Stated task:
Determine which lines contain the word "coordinate", then copy those lines.

(Data entries for graphics)
•••••
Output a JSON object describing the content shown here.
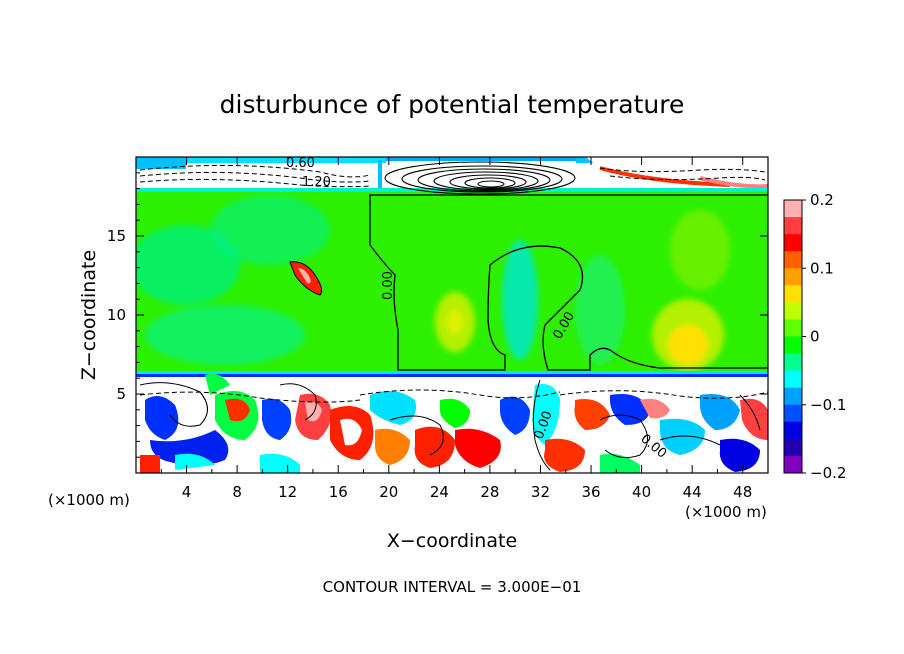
{
  "chart_data": {
    "type": "heatmap",
    "title": "disturbunce of potential temperature",
    "xlabel": "X−coordinate",
    "ylabel": "Z−coordinate",
    "x_unit": "(×1000 m)",
    "y_unit": "(×1000 m)",
    "xlim": [
      0,
      50
    ],
    "ylim": [
      0,
      20
    ],
    "x_ticks": [
      "4",
      "8",
      "12",
      "16",
      "20",
      "24",
      "28",
      "32",
      "36",
      "40",
      "44",
      "48"
    ],
    "y_ticks": [
      "5",
      "10",
      "15"
    ],
    "colorbar": {
      "range": [
        -0.2,
        0.2
      ],
      "ticks": [
        "0.2",
        "0.1",
        "0",
        "−0.1",
        "−0.2"
      ],
      "colors": [
        "#ffb0b0",
        "#ff4040",
        "#ff0000",
        "#ff6000",
        "#ffa000",
        "#ffe000",
        "#c0ff00",
        "#60ff00",
        "#00ff00",
        "#00ff90",
        "#00ffff",
        "#00a0ff",
        "#0050ff",
        "#0000e0",
        "#2000b0",
        "#8000c0"
      ]
    },
    "contour_labels": [
      "0.60",
      "1.20",
      "0.00",
      "0.00",
      "0.00",
      "0.00"
    ],
    "footer": "CONTOUR INTERVAL = 3.000E−01"
  }
}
•••••
The answer:
    "xlabel": "X−coordinate",
    "ylabel": "Z−coordinate",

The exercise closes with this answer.